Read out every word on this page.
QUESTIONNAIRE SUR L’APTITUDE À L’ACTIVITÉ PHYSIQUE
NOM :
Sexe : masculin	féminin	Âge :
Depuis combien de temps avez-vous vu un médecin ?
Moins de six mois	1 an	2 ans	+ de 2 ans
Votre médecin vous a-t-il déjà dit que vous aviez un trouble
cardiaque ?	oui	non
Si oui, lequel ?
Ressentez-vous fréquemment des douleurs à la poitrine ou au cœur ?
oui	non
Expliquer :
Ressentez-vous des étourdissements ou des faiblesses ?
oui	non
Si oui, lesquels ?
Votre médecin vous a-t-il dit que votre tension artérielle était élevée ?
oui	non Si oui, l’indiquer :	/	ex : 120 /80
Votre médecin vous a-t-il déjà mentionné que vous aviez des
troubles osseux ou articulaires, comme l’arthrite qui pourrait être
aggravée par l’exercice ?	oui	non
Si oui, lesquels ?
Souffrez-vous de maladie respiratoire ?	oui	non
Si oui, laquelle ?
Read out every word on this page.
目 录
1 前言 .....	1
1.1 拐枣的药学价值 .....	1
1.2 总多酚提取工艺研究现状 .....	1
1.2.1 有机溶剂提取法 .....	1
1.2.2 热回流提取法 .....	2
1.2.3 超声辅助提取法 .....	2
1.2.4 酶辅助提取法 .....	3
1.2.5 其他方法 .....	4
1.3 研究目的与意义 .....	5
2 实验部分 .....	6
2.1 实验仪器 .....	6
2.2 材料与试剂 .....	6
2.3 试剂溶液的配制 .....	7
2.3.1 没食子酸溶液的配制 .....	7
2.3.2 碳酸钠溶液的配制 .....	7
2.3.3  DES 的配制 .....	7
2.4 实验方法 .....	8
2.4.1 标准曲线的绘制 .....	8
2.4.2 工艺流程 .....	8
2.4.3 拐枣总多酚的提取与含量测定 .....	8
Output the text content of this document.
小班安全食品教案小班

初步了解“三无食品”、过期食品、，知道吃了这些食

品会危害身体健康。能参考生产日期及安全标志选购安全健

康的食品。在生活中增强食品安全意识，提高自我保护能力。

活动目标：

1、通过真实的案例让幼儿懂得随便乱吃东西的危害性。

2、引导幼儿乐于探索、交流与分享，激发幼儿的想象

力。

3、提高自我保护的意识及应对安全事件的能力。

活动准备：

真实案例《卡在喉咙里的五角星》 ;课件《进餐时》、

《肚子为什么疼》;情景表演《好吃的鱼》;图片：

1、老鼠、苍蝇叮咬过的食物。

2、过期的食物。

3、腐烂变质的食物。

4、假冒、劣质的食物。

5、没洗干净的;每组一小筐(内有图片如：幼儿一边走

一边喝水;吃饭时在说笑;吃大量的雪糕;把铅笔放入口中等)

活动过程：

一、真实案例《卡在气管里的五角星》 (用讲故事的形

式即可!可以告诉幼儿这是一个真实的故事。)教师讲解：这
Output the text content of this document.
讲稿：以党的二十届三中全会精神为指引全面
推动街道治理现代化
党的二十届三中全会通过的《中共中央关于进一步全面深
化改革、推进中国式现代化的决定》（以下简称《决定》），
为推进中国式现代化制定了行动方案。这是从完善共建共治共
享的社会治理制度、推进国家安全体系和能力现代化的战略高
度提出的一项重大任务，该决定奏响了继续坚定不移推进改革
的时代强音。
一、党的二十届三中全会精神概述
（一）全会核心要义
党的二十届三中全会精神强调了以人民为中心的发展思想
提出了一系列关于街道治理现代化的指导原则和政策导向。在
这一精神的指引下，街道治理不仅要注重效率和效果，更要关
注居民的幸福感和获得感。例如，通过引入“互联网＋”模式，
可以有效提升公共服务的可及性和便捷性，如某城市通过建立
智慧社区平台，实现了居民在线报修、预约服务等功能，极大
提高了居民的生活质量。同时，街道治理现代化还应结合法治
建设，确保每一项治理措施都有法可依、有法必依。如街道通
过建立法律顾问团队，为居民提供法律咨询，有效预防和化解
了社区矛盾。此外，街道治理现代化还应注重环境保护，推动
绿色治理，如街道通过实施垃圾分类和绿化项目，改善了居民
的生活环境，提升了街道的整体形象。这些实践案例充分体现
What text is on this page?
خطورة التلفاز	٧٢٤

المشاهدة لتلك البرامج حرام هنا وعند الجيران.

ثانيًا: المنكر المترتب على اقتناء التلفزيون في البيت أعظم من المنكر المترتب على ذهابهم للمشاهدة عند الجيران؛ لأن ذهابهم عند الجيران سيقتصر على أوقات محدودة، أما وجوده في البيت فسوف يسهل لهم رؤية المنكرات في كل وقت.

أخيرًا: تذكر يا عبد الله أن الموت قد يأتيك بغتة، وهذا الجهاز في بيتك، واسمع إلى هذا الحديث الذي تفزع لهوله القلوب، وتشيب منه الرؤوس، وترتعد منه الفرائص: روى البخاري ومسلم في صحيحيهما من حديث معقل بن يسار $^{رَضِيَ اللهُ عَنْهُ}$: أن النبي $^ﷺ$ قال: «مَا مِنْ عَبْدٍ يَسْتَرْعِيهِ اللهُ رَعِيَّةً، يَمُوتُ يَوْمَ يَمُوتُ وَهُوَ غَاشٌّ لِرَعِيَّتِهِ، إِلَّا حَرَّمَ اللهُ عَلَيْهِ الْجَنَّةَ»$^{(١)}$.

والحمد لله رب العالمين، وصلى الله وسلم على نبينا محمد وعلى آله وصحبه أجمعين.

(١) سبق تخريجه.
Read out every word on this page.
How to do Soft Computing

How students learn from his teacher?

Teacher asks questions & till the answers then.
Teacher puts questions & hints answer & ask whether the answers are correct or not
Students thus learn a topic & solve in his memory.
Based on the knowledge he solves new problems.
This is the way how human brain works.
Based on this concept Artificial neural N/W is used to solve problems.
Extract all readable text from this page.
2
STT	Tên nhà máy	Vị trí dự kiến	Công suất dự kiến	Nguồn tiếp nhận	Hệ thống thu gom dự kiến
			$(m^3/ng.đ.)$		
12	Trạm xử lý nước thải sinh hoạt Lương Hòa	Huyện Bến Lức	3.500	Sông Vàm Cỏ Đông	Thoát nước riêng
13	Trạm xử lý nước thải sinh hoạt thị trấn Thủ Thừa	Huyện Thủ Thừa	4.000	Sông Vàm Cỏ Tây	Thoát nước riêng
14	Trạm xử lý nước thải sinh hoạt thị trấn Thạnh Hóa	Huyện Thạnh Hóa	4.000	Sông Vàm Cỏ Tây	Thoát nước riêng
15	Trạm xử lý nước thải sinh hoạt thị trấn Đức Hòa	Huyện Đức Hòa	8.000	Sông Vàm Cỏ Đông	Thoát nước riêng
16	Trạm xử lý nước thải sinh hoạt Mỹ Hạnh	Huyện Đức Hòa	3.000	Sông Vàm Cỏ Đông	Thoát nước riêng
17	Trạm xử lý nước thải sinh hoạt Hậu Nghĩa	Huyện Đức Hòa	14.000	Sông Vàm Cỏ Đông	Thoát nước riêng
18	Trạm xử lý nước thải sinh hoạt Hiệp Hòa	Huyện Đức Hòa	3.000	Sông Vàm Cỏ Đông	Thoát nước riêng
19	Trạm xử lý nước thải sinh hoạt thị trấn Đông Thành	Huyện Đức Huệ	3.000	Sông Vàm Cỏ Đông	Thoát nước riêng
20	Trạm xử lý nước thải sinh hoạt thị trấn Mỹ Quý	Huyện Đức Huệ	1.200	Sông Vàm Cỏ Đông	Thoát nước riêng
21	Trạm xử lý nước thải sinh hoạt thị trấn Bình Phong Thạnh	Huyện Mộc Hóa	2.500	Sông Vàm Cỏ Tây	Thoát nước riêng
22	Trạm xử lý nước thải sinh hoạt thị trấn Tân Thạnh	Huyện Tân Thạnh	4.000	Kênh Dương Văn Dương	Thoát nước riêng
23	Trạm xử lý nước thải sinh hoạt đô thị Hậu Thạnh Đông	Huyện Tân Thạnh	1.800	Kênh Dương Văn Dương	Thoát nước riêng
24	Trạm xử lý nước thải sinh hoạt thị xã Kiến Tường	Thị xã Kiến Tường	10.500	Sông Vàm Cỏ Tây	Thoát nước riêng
□ □ □ □ □
What this task involves:
Show all lines in the entries above where the string "learn" appears.

Completed exercise:
How students learn from his teacher?
Students thus learn a topic & solve in his memory.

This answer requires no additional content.